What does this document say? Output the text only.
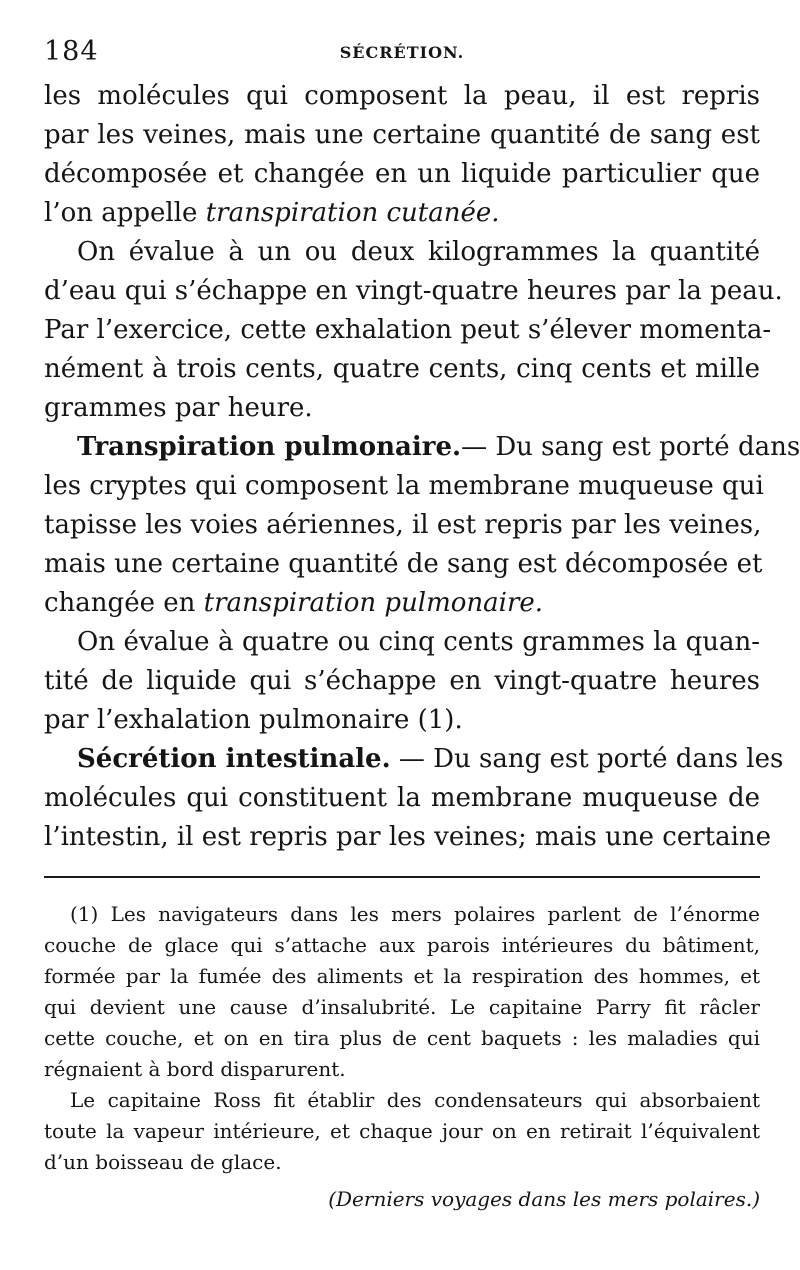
184	SÉCRÉTION.
les molécules qui composent la peau, il est repris
par les veines, mais une certaine quantité de sang est
décomposée et changée en un liquide particulier que
l’on appelle transpiration cutanée.
On évalue à un ou deux kilogrammes la quantité
d’eau qui s’échappe en vingt-quatre heures par la peau.
Par l’exercice, cette exhalation peut s’élever momenta-
nément à trois cents, quatre cents, cinq cents et mille
grammes par heure.
Transpiration pulmonaire.— Du sang est porté dans
les cryptes qui composent la membrane muqueuse qui
tapisse les voies aériennes, il est repris par les veines,
mais une certaine quantité de sang est décomposée et
changée en transpiration pulmonaire.
On évalue à quatre ou cinq cents grammes la quan-
tité de liquide qui s’échappe en vingt-quatre heures
par l’exhalation pulmonaire (1).
Sécrétion intestinale. — Du sang est porté dans les
molécules qui constituent la membrane muqueuse de
l’intestin, il est repris par les veines; mais une certaine
(1) Les navigateurs dans les mers polaires parlent de l’énorme
couche de glace qui s’attache aux parois intérieures du bâtiment,
formée par la fumée des aliments et la respiration des hommes, et
qui devient une cause d’insalubrité. Le capitaine Parry fit râcler
cette couche, et on en tira plus de cent baquets : les maladies qui
régnaient à bord disparurent.
Le capitaine Ross fit établir des condensateurs qui absorbaient
toute la vapeur intérieure, et chaque jour on en retirait l’équivalent
d’un boisseau de glace.
(Derniers voyages dans les mers polaires.)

= = = =

Each line above that includes "capitaine" should be shown.

qui devient une cause d’insalubrité. Le capitaine Parry fit râcler
Le capitaine Ross fit établir des condensateurs qui absorbaient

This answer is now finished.